##### The input #####

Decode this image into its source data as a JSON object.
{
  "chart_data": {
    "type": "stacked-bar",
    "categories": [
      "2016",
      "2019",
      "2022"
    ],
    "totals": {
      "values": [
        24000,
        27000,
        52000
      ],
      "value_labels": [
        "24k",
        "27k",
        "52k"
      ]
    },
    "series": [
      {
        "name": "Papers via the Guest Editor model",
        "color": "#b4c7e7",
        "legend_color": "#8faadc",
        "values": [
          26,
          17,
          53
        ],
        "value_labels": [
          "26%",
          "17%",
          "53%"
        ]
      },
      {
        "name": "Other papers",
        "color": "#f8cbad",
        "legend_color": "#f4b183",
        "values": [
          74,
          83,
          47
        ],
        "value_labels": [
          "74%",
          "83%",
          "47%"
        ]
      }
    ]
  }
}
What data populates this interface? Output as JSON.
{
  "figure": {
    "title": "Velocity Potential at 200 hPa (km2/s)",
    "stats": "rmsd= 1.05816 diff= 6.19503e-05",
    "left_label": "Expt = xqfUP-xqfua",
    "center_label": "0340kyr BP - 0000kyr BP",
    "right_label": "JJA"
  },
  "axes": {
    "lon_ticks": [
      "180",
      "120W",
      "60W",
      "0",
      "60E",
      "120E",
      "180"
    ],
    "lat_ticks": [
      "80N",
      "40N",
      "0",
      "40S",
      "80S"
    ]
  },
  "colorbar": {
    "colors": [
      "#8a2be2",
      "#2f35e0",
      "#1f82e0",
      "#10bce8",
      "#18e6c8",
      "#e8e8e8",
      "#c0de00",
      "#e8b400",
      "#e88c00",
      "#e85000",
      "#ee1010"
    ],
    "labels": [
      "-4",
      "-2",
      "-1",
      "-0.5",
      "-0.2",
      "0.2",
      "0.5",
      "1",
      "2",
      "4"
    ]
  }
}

#####

# Exercise aim
Count how many lines hold the string "this" and give that number alone.

# Task solution
2